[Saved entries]

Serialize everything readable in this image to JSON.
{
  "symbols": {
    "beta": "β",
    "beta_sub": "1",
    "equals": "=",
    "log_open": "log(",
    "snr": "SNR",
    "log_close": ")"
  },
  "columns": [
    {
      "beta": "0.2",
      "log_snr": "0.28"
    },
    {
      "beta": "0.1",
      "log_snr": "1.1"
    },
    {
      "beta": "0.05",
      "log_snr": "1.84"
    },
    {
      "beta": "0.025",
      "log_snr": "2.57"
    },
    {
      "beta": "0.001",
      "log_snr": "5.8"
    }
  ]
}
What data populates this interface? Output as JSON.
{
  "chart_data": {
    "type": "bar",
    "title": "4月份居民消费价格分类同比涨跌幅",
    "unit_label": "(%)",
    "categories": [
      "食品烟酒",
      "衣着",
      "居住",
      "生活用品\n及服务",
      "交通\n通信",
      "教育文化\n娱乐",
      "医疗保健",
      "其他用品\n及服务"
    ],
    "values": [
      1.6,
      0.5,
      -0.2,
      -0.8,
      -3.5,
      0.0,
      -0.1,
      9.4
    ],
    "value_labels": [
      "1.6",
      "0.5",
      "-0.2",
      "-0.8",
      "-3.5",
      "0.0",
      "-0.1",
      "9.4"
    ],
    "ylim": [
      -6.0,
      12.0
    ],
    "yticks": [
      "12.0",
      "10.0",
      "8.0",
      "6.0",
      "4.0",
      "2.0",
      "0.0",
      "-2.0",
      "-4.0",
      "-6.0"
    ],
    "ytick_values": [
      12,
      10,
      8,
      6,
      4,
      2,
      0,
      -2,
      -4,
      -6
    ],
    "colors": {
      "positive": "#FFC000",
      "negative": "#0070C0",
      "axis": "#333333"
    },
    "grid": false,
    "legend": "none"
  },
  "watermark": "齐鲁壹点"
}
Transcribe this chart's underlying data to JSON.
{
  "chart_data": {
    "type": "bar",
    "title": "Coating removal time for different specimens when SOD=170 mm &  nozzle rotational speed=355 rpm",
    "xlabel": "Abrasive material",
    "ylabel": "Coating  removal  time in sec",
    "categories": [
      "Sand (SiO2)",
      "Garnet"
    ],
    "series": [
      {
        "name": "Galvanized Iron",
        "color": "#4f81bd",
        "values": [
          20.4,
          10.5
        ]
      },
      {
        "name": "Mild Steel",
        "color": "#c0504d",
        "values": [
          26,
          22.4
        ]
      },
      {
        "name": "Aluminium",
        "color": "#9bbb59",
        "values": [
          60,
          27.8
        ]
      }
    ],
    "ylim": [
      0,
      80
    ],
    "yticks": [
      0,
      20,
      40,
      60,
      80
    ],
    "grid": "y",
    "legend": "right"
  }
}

WRITTEN REQUEST →
Repeat the listing in full, keeping every line exactly as it is.

EXPECTED ANSWER →
Serialize everything readable in this image to JSON.
{
  "symbols": {
    "beta": "β",
    "beta_sub": "1",
    "equals": "=",
    "log_open": "log(",
    "snr": "SNR",
    "log_close": ")"
  },
  "columns": [
    {
      "beta": "0.2",
      "log_snr": "0.28"
    },
    {
      "beta": "0.1",
      "log_snr": "1.1"
    },
    {
      "beta": "0.05",
      "log_snr": "1.84"
    },
    {
      "beta": "0.025",
      "log_snr": "2.57"
    },
    {
      "beta": "0.001",
      "log_snr": "5.8"
    }
  ]
}
What data populates this interface? Output as JSON.
{
  "chart_data": {
    "type": "bar",
    "title": "4月份居民消费价格分类同比涨跌幅",
    "unit_label": "(%)",
    "categories": [
      "食品烟酒",
      "衣着",
      "居住",
      "生活用品\n及服务",
      "交通\n通信",
      "教育文化\n娱乐",
      "医疗保健",
      "其他用品\n及服务"
    ],
    "values": [
      1.6,
      0.5,
      -0.2,
      -0.8,
      -3.5,
      0.0,
      -0.1,
      9.4
    ],
    "value_labels": [
      "1.6",
      "0.5",
      "-0.2",
      "-0.8",
      "-3.5",
      "0.0",
      "-0.1",
      "9.4"
    ],
    "ylim": [
      -6.0,
      12.0
    ],
    "yticks": [
      "12.0",
      "10.0",
      "8.0",
      "6.0",
      "4.0",
      "2.0",
      "0.0",
      "-2.0",
      "-4.0",
      "-6.0"
    ],
    "ytick_values": [
      12,
      10,
      8,
      6,
      4,
      2,
      0,
      -2,
      -4,
      -6
    ],
    "colors": {
      "positive": "#FFC000",
      "negative": "#0070C0",
      "axis": "#333333"
    },
    "grid": false,
    "legend": "none"
  },
  "watermark": "齐鲁壹点"
}
Transcribe this chart's underlying data to JSON.
{
  "chart_data": {
    "type": "bar",
    "title": "Coating removal time for different specimens when SOD=170 mm &  nozzle rotational speed=355 rpm",
    "xlabel": "Abrasive material",
    "ylabel": "Coating  removal  time in sec",
    "categories": [
      "Sand (SiO2)",
      "Garnet"
    ],
    "series": [
      {
        "name": "Galvanized Iron",
        "color": "#4f81bd",
        "values": [
          20.4,
          10.5
        ]
      },
      {
        "name": "Mild Steel",
        "color": "#c0504d",
        "values": [
          26,
          22.4
        ]
      },
      {
        "name": "Aluminium",
        "color": "#9bbb59",
        "values": [
          60,
          27.8
        ]
      }
    ],
    "ylim": [
      0,
      80
    ],
    "yticks": [
      0,
      20,
      40,
      60,
      80
    ],
    "grid": "y",
    "legend": "right"
  }
}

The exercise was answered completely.